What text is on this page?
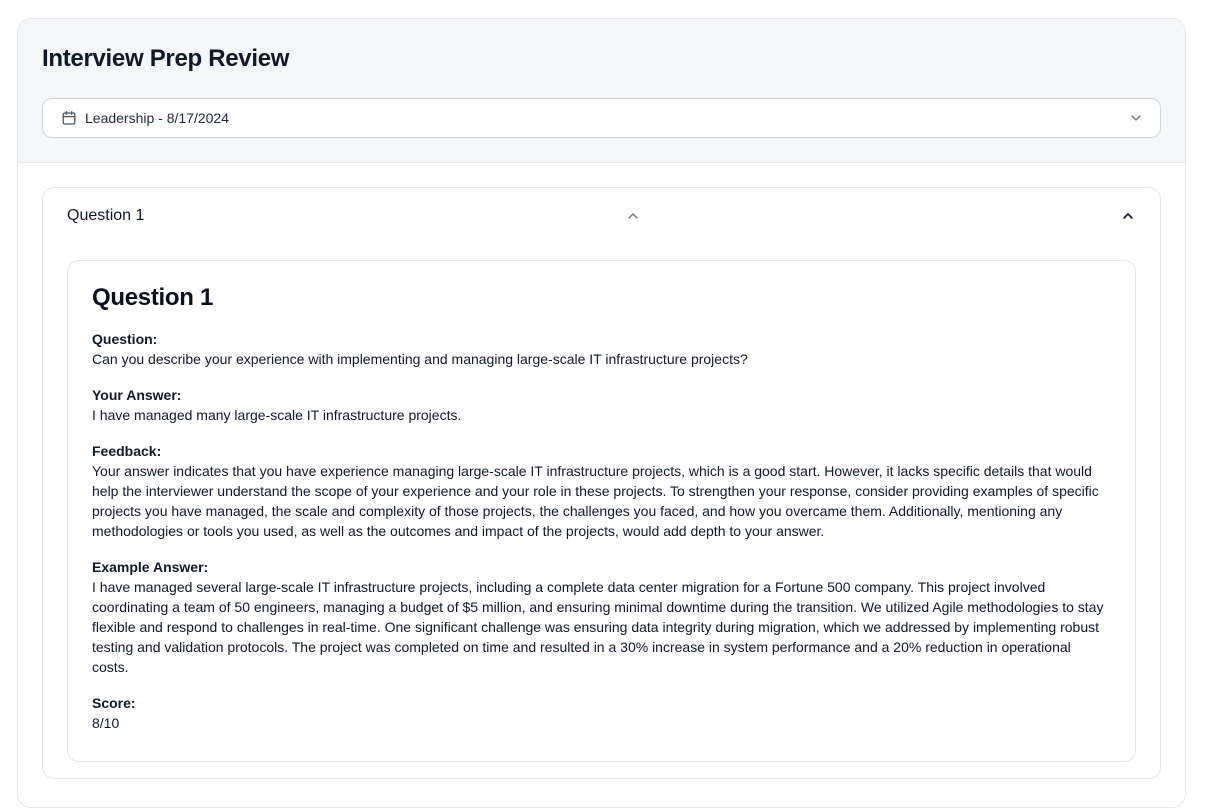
Interview Prep Review
Leadership - 8/17/2024
Question 1
Question 1
Question:
Can you describe your experience with implementing and managing large-scale IT infrastructure projects?
Your Answer:
I have managed many large-scale IT infrastructure projects.
Feedback:
Your answer indicates that you have experience managing large-scale IT infrastructure projects, which is a good start. However, it lacks specific details that would help the interviewer understand the scope of your experience and your role in these projects. To strengthen your response, consider providing examples of specific projects you have managed, the scale and complexity of those projects, the challenges you faced, and how you overcame them. Additionally, mentioning any methodologies or tools you used, as well as the outcomes and impact of the projects, would add depth to your answer.
Example Answer:
I have managed several large-scale IT infrastructure projects, including a complete data center migration for a Fortune 500 company. This project involved coordinating a team of 50 engineers, managing a budget of $5 million, and ensuring minimal downtime during the transition. We utilized Agile methodologies to stay flexible and respond to challenges in real-time. One significant challenge was ensuring data integrity during migration, which we addressed by implementing robust testing and validation protocols. The project was completed on time and resulted in a 30% increase in system performance and a 20% reduction in operational costs.
Score:
8/10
________________________________________
**Task brief:** Quote the records above in full, dropping each picture.

**Correct response:**
What text is on this page?
Interview Prep Review
Leadership - 8/17/2024
Question 1
Question 1
Question:
Can you describe your experience with implementing and managing large-scale IT infrastructure projects?
Your Answer:
I have managed many large-scale IT infrastructure projects.
Feedback:
Your answer indicates that you have experience managing large-scale IT infrastructure projects, which is a good start. However, it lacks specific details that would help the interviewer understand the scope of your experience and your role in these projects. To strengthen your response, consider providing examples of specific projects you have managed, the scale and complexity of those projects, the challenges you faced, and how you overcame them. Additionally, mentioning any methodologies or tools you used, as well as the outcomes and impact of the projects, would add depth to your answer.
Example Answer:
I have managed several large-scale IT infrastructure projects, including a complete data center migration for a Fortune 500 company. This project involved coordinating a team of 50 engineers, managing a budget of $5 million, and ensuring minimal downtime during the transition. We utilized Agile methodologies to stay flexible and respond to challenges in real-time. One significant challenge was ensuring data integrity during migration, which we addressed by implementing robust testing and validation protocols. The project was completed on time and resulted in a 30% increase in system performance and a 20% reduction in operational costs.
Score:
8/10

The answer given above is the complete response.